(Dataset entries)
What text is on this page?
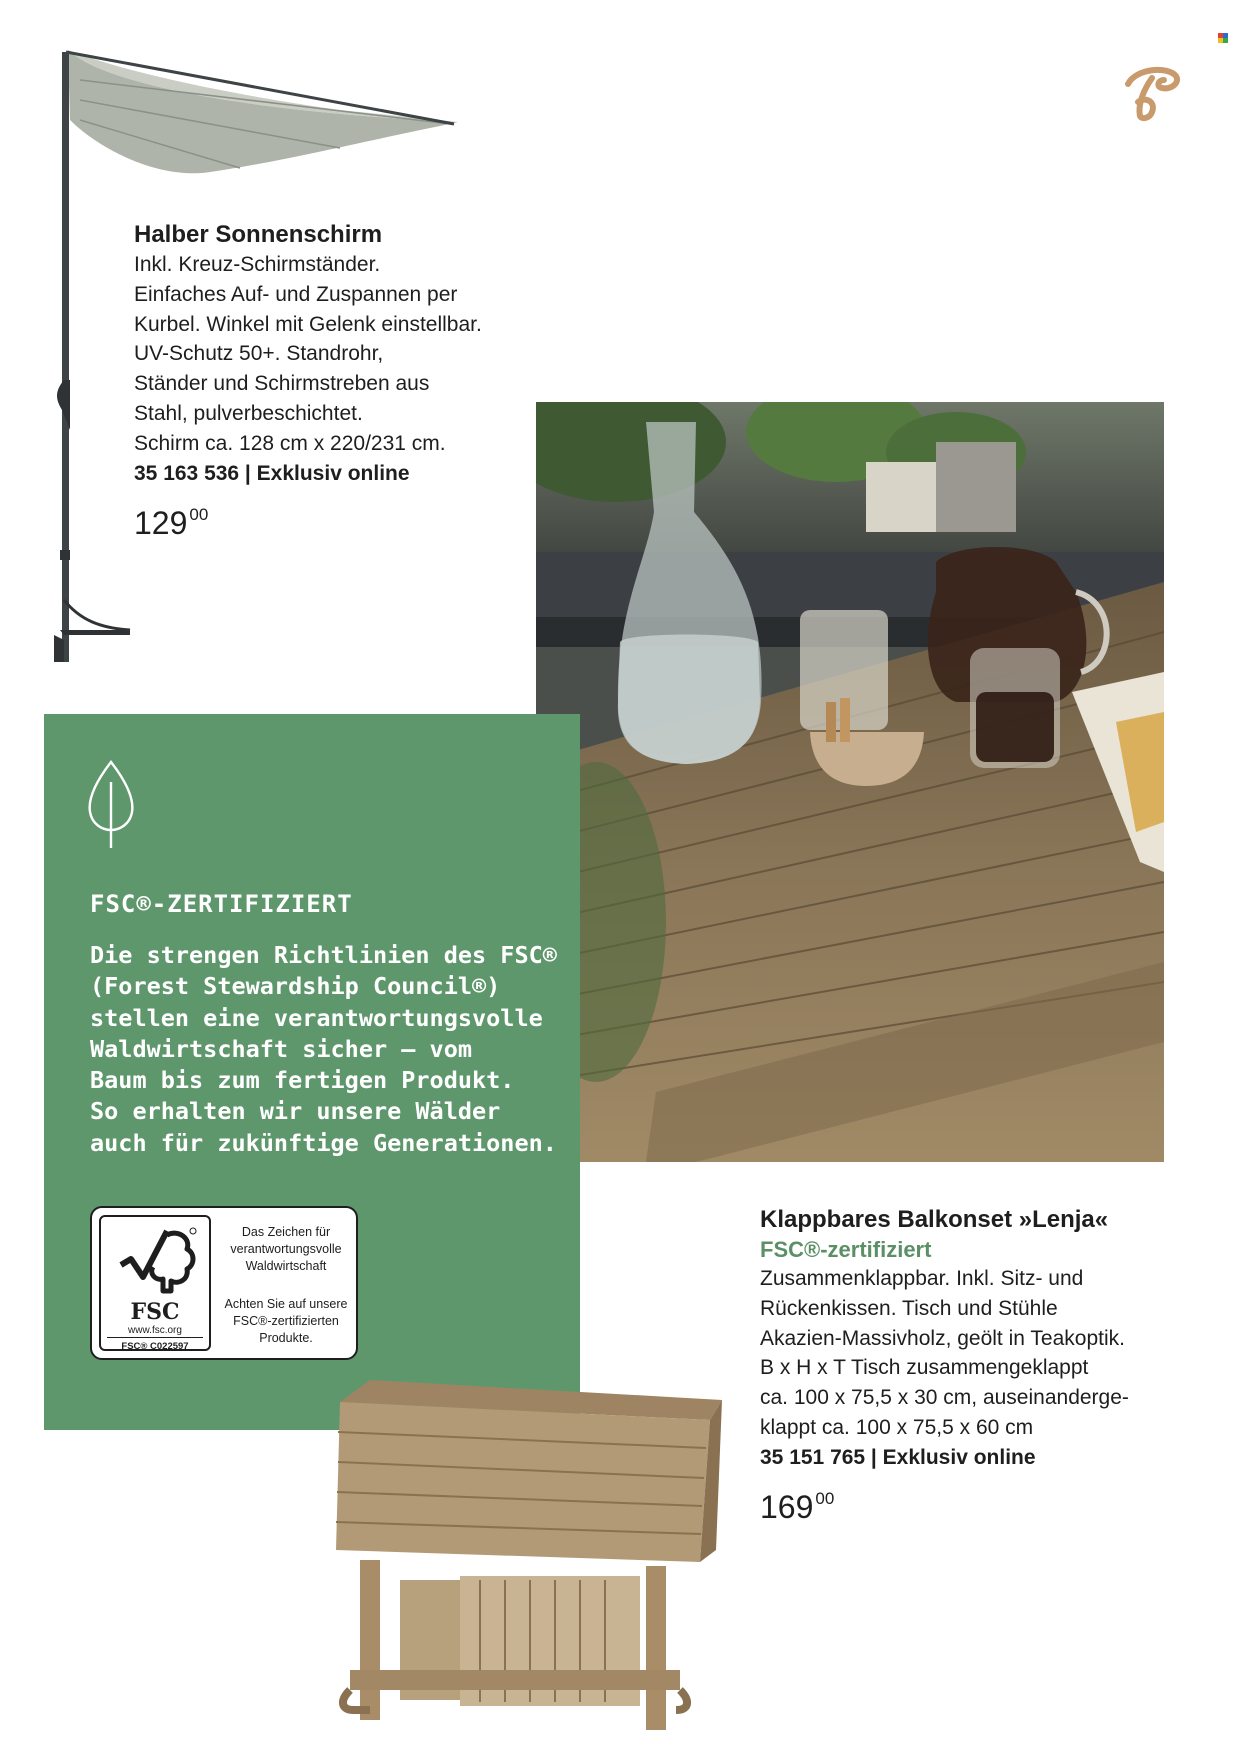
Halber Sonnenschirm
Inkl. Kreuz-Schirmständer.
Einfaches Auf- und Zuspannen per
Kurbel. Winkel mit Gelenk einstellbar.
UV-Schutz 50+. Standrohr,
Ständer und Schirmstreben aus
Stahl, pulverbeschichtet.
Schirm ca. 128 cm x 220/231 cm.
35 163 536 | Exklusiv online
129 $^{00}$
FSC®-ZERTIFIZIERT
Die strengen Richtlinien des FSC®
(Forest Stewardship Council®)
stellen eine verantwortungsvolle
Waldwirtschaft sicher – vom
Baum bis zum fertigen Produkt.
So erhalten wir unsere Wälder
auch für zukünftige Generationen.
FSC
www.fsc.org
FSC® C022597
Das Zeichen für verantwortungsvolle Waldwirtschaft
Achten Sie auf unsere FSC®-zertifizierten Produkte.
Klappbares Balkonset »Lenja«
FSC®-zertifiziert
Zusammenklappbar. Inkl. Sitz- und
Rückenkissen. Tisch und Stühle
Akazien-Massivholz, geölt in Teakoptik.
B x H x T Tisch zusammengeklappt
ca. 100 x 75,5 x 30 cm, auseinanderge-
klappt ca. 100 x 75,5 x 60 cm
35 151 765 | Exklusiv online
169 $^{00}$
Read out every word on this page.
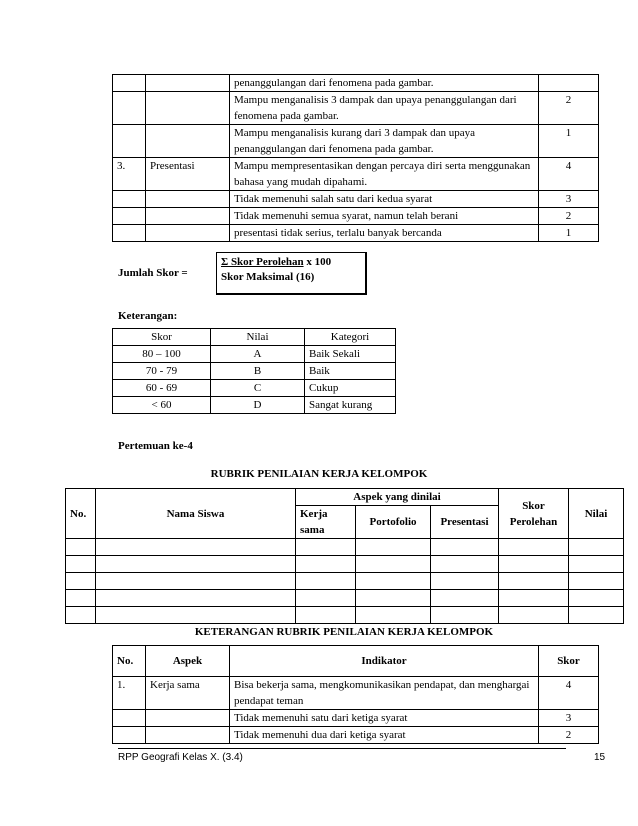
		penanggulangan dari fenomena pada gambar.	
		Mampu menganalisis 3 dampak dan upaya penanggulangan dari fenomena pada gambar.	2
		Mampu menganalisis kurang dari 3 dampak dan upaya penanggulangan dari fenomena pada gambar.	1
3.	Presentasi	Mampu mempresentasikan dengan percaya diri serta menggunakan bahasa yang mudah dipahami.	4
		Tidak memenuhi salah satu dari kedua syarat	3
		Tidak memenuhi semua syarat, namun telah berani	2
		presentasi tidak serius, terlalu banyak bercanda	1
Jumlah Skor =
Σ Skor Perolehan x 100
Skor Maksimal (16)
Keterangan:
Skor	Nilai	Kategori
80 – 100	A	Baik Sekali
70 - 79	B	Baik
60 - 69	C	Cukup
< 60	D	Sangat kurang
Pertemuan ke-4
RUBRIK PENILAIAN KERJA KELOMPOK
No.	Nama Siswa	Aspek yang dinilai			Skor Perolehan	Nilai
		Kerja sama	Portofolio	Presentasi		

KETERANGAN RUBRIK PENILAIAN KERJA KELOMPOK
No.	Aspek	Indikator	Skor
1.	Kerja sama	Bisa bekerja sama, mengkomunikasikan pendapat, dan menghargai pendapat teman	4
		Tidak memenuhi satu dari ketiga syarat	3
		Tidak memenuhi dua dari ketiga syarat	2
RPP Geografi Kelas X. (3.4)	15
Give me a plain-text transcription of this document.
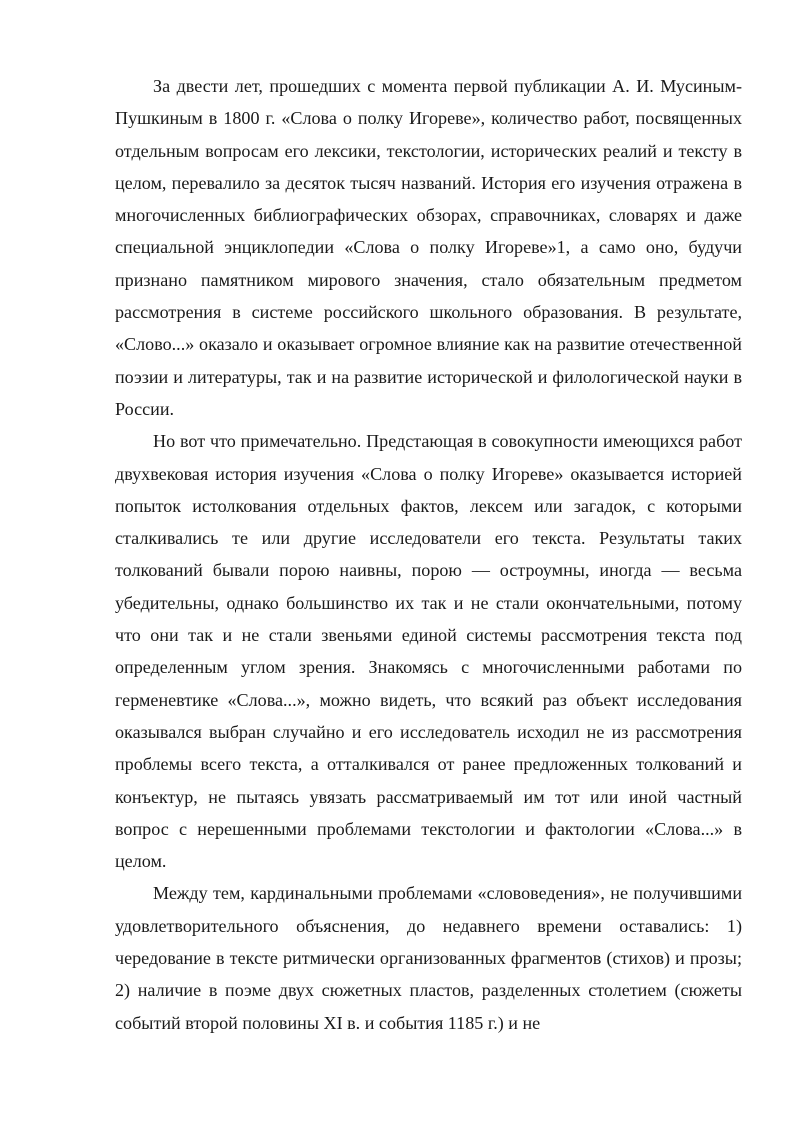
За двести лет, прошедших с момента первой публикации А. И. Мусиным-Пушкиным в 1800 г. «Слова о полку Игореве», количество работ, посвященных отдельным вопросам его лексики, текстологии, исторических реалий и тексту в целом, перевалило за десяток тысяч названий. История его изучения отражена в многочисленных библиографических обзорах, справочниках, словарях и даже специальной энциклопедии «Слова о полку Игореве»1, а само оно, будучи признано памятником мирового значения, стало обязательным предметом рассмотрения в системе российского школьного образования. В результате, «Слово...» оказало и оказывает огромное влияние как на развитие отечественной поэзии и литературы, так и на развитие исторической и филологической науки в России.

Но вот что примечательно. Предстающая в совокупности имеющихся работ двухвековая история изучения «Слова о полку Игореве» оказывается историей попыток истолкования отдельных фактов, лексем или загадок, с которыми сталкивались те или другие исследователи его текста. Результаты таких толкований бывали порою наивны, порою — остроумны, иногда — весьма убедительны, однако большинство их так и не стали окончательными, потому что они так и не стали звеньями единой системы рассмотрения текста под определенным углом зрения. Знакомясь с многочисленными работами по герменевтике «Слова...», можно видеть, что всякий раз объект исследования оказывался выбран случайно и его исследователь исходил не из рассмотрения проблемы всего текста, а отталкивался от ранее предложенных толкований и конъектур, не пытаясь увязать рассматриваемый им тот или иной частный вопрос с нерешенными проблемами текстологии и фактологии «Слова...» в целом.

Между тем, кардинальными проблемами «слововедения», не получившими удовлетворительного объяснения, до недавнего времени оставались: 1) чередование в тексте ритмически организованных фрагментов (стихов) и прозы; 2) наличие в поэме двух сюжетных пластов, разделенных столетием (сюжеты событий второй половины XI в. и события 1185 г.) и не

=== WHAT THE EXERCISE ASKS ===
State how many lines in the entries above include the word "Aspek"; reply with the number alone.

=== TASK RESPONSE ===
2